#### Data records

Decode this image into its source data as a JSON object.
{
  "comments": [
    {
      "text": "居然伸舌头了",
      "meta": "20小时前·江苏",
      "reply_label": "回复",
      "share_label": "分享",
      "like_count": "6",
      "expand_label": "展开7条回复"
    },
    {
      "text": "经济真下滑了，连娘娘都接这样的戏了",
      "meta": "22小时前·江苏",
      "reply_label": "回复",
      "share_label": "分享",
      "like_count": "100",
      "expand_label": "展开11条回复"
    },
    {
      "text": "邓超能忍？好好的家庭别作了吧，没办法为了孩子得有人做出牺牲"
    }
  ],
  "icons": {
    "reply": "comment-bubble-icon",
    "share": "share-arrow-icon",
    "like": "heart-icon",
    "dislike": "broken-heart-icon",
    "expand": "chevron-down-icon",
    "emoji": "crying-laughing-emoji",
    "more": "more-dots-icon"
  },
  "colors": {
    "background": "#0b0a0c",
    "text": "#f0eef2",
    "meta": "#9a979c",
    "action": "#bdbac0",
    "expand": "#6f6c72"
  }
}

#### Objective
Write out the full listing, keeping every line exactly as it is.

#### Answer to this exercise
Decode this image into its source data as a JSON object.
{
  "comments": [
    {
      "text": "居然伸舌头了",
      "meta": "20小时前·江苏",
      "reply_label": "回复",
      "share_label": "分享",
      "like_count": "6",
      "expand_label": "展开7条回复"
    },
    {
      "text": "经济真下滑了，连娘娘都接这样的戏了",
      "meta": "22小时前·江苏",
      "reply_label": "回复",
      "share_label": "分享",
      "like_count": "100",
      "expand_label": "展开11条回复"
    },
    {
      "text": "邓超能忍？好好的家庭别作了吧，没办法为了孩子得有人做出牺牲"
    }
  ],
  "icons": {
    "reply": "comment-bubble-icon",
    "share": "share-arrow-icon",
    "like": "heart-icon",
    "dislike": "broken-heart-icon",
    "expand": "chevron-down-icon",
    "emoji": "crying-laughing-emoji",
    "more": "more-dots-icon"
  },
  "colors": {
    "background": "#0b0a0c",
    "text": "#f0eef2",
    "meta": "#9a979c",
    "action": "#bdbac0",
    "expand": "#6f6c72"
  }
}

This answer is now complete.